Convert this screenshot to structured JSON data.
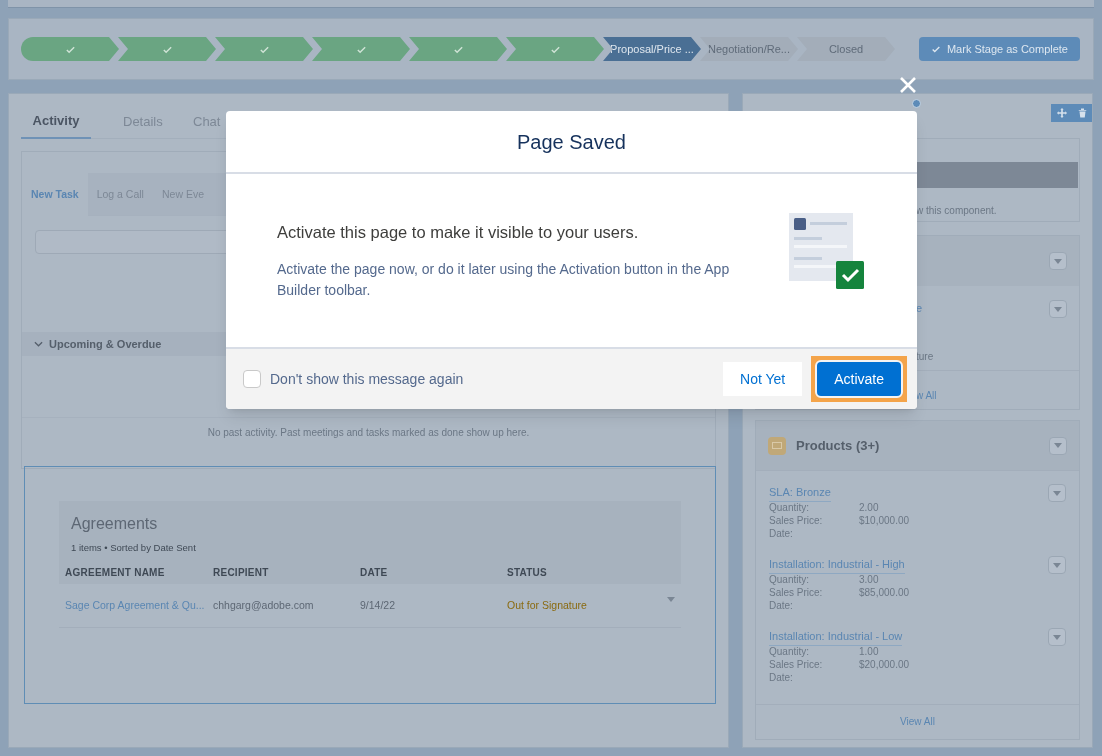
{
  "path": {
    "steps": [
      {
        "completed": true,
        "current": false
      },
      {
        "completed": true,
        "current": false
      },
      {
        "completed": true,
        "current": false
      },
      {
        "completed": true,
        "current": false
      },
      {
        "completed": true,
        "current": false
      },
      {
        "completed": true,
        "current": false
      },
      {
        "label": "Proposal/Price ...",
        "completed": false,
        "current": true
      },
      {
        "label": "Negotiation/Re...",
        "completed": false,
        "current": false
      },
      {
        "label": "Closed",
        "completed": false,
        "current": false
      }
    ],
    "complete_button": "Mark Stage as Complete"
  },
  "activity": {
    "tabs": [
      {
        "label": "Activity",
        "selected": true
      },
      {
        "label": "Details",
        "selected": false
      },
      {
        "label": "Chat",
        "selected": false
      }
    ],
    "composer_tabs": [
      {
        "label": "New Task",
        "selected": true
      },
      {
        "label": "Log a Call",
        "selected": false
      },
      {
        "label": "New Eve",
        "selected": false
      }
    ],
    "upcoming": {
      "label": "Upcoming & Overdue",
      "expanded": true
    },
    "empty_message": "No past activity. Past meetings and tasks marked as done show up here."
  },
  "agreements": {
    "title": "Agreements",
    "subtitle": "1 items • Sorted by Date Sent",
    "columns": [
      "AGREEMENT NAME",
      "RECIPIENT",
      "DATE",
      "STATUS"
    ],
    "rows": [
      [
        "Sage Corp Agreement & Qu...",
        "chhgarg@adobe.com",
        "9/14/22",
        "Out for Signature"
      ]
    ]
  },
  "sidebar": {
    "notice_fragment": "w this component.",
    "item_fragment": "e",
    "item_fragment_2": "ture",
    "view_all_fragment": "w All",
    "products": {
      "title": "Products (3+)",
      "items": [
        {
          "name": "SLA: Bronze",
          "fields": [
            {
              "label": "Quantity:",
              "value": "2.00"
            },
            {
              "label": "Sales Price:",
              "value": "$10,000.00"
            },
            {
              "label": "Date:"
            }
          ]
        },
        {
          "name": "Installation: Industrial - High",
          "fields": [
            {
              "label": "Quantity:",
              "value": "3.00"
            },
            {
              "label": "Sales Price:",
              "value": "$85,000.00"
            },
            {
              "label": "Date:"
            }
          ]
        },
        {
          "name": "Installation: Industrial - Low",
          "fields": [
            {
              "label": "Quantity:",
              "value": "1.00"
            },
            {
              "label": "Sales Price:",
              "value": "$20,000.00"
            },
            {
              "label": "Date:"
            }
          ]
        }
      ],
      "view_all": "View All"
    }
  },
  "modal": {
    "title": "Page Saved",
    "headline": "Activate this page to make it visible to your users.",
    "body": "Activate the page now, or do it later using the Activation button in the App Builder toolbar.",
    "checkbox": {
      "label": "Don't show this message again",
      "checked": false
    },
    "buttons": [
      {
        "label": "Not Yet",
        "kind": "neutral",
        "focused": false
      },
      {
        "label": "Activate",
        "kind": "brand",
        "focused": true
      }
    ]
  }
}
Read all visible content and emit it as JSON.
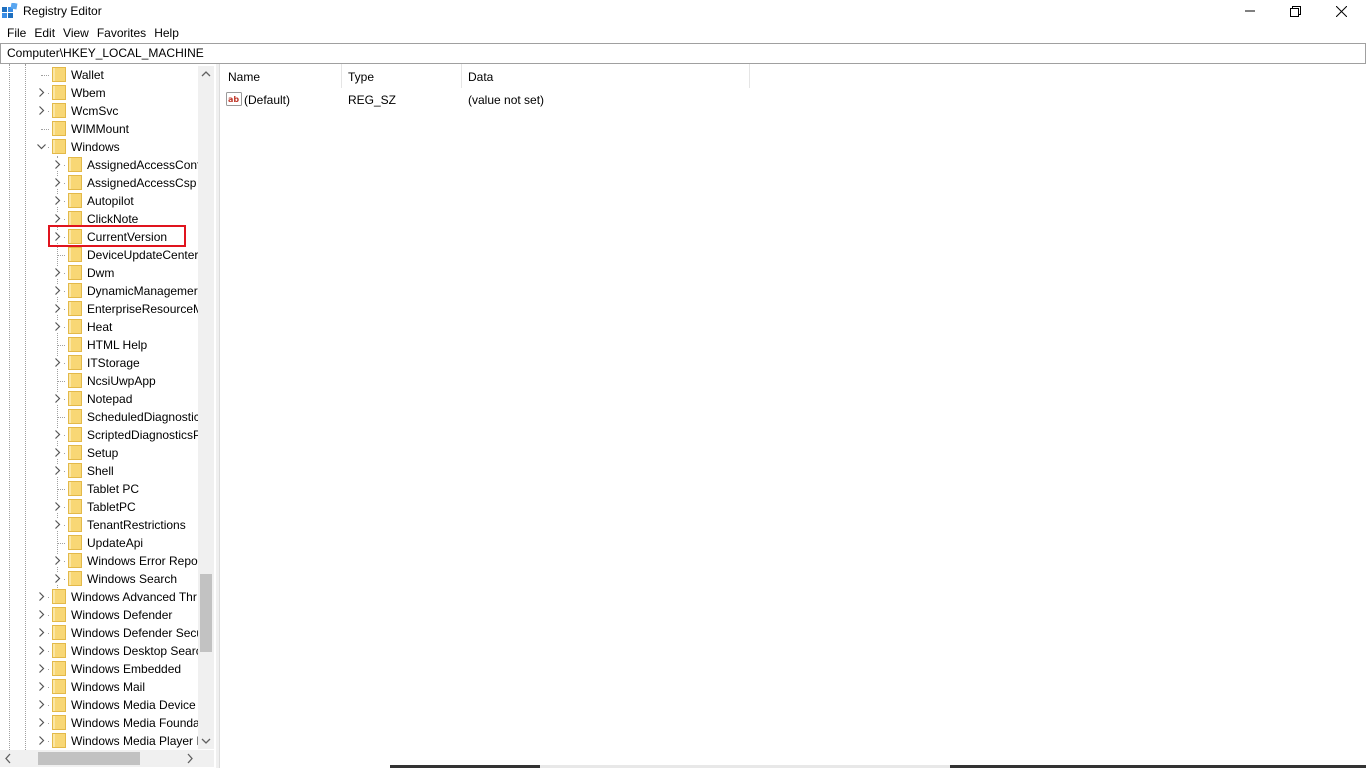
{
  "window": {
    "title": "Registry Editor",
    "icon": "registry-icon",
    "controls": [
      "minimize",
      "restore",
      "close"
    ]
  },
  "menu": [
    "File",
    "Edit",
    "View",
    "Favorites",
    "Help"
  ],
  "address": "Computer\\HKEY_LOCAL_MACHINE",
  "tree": {
    "nodes": [
      {
        "label": "Wallet",
        "level": 1,
        "expander": "none"
      },
      {
        "label": "Wbem",
        "level": 1,
        "expander": "collapsed"
      },
      {
        "label": "WcmSvc",
        "level": 1,
        "expander": "collapsed"
      },
      {
        "label": "WIMMount",
        "level": 1,
        "expander": "none"
      },
      {
        "label": "Windows",
        "level": 1,
        "expander": "expanded"
      },
      {
        "label": "AssignedAccessConf",
        "level": 2,
        "expander": "collapsed"
      },
      {
        "label": "AssignedAccessCsp",
        "level": 2,
        "expander": "collapsed"
      },
      {
        "label": "Autopilot",
        "level": 2,
        "expander": "collapsed"
      },
      {
        "label": "ClickNote",
        "level": 2,
        "expander": "collapsed"
      },
      {
        "label": "CurrentVersion",
        "level": 2,
        "expander": "collapsed",
        "highlighted": true
      },
      {
        "label": "DeviceUpdateCenter",
        "level": 2,
        "expander": "none"
      },
      {
        "label": "Dwm",
        "level": 2,
        "expander": "collapsed"
      },
      {
        "label": "DynamicManagemer",
        "level": 2,
        "expander": "collapsed"
      },
      {
        "label": "EnterpriseResourceM",
        "level": 2,
        "expander": "collapsed"
      },
      {
        "label": "Heat",
        "level": 2,
        "expander": "collapsed"
      },
      {
        "label": "HTML Help",
        "level": 2,
        "expander": "none"
      },
      {
        "label": "ITStorage",
        "level": 2,
        "expander": "collapsed"
      },
      {
        "label": "NcsiUwpApp",
        "level": 2,
        "expander": "none"
      },
      {
        "label": "Notepad",
        "level": 2,
        "expander": "collapsed"
      },
      {
        "label": "ScheduledDiagnostic",
        "level": 2,
        "expander": "none"
      },
      {
        "label": "ScriptedDiagnosticsP",
        "level": 2,
        "expander": "collapsed"
      },
      {
        "label": "Setup",
        "level": 2,
        "expander": "collapsed"
      },
      {
        "label": "Shell",
        "level": 2,
        "expander": "collapsed"
      },
      {
        "label": "Tablet PC",
        "level": 2,
        "expander": "none"
      },
      {
        "label": "TabletPC",
        "level": 2,
        "expander": "collapsed"
      },
      {
        "label": "TenantRestrictions",
        "level": 2,
        "expander": "collapsed"
      },
      {
        "label": "UpdateApi",
        "level": 2,
        "expander": "none"
      },
      {
        "label": "Windows Error Repor",
        "level": 2,
        "expander": "collapsed"
      },
      {
        "label": "Windows Search",
        "level": 2,
        "expander": "collapsed"
      },
      {
        "label": "Windows Advanced Thr",
        "level": 1,
        "expander": "collapsed"
      },
      {
        "label": "Windows Defender",
        "level": 1,
        "expander": "collapsed"
      },
      {
        "label": "Windows Defender Secu",
        "level": 1,
        "expander": "collapsed"
      },
      {
        "label": "Windows Desktop Searc",
        "level": 1,
        "expander": "collapsed"
      },
      {
        "label": "Windows Embedded",
        "level": 1,
        "expander": "collapsed"
      },
      {
        "label": "Windows Mail",
        "level": 1,
        "expander": "collapsed"
      },
      {
        "label": "Windows Media Device",
        "level": 1,
        "expander": "collapsed"
      },
      {
        "label": "Windows Media Founda",
        "level": 1,
        "expander": "collapsed"
      },
      {
        "label": "Windows Media Player I",
        "level": 1,
        "expander": "collapsed"
      }
    ]
  },
  "list": {
    "columns": [
      "Name",
      "Type",
      "Data"
    ],
    "rows": [
      {
        "name": "(Default)",
        "type": "REG_SZ",
        "data": "(value not set)",
        "icon": "string-value-icon"
      }
    ]
  },
  "colors": {
    "highlight_border": "#e0141e",
    "folder": "#f8d775"
  }
}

§ **Work to do**
Gather and copy every line of the data in which the string "JSON" is found.

§ **The response**
Convert this screenshot to structured JSON data.
Read all visible content and emit it as JSON.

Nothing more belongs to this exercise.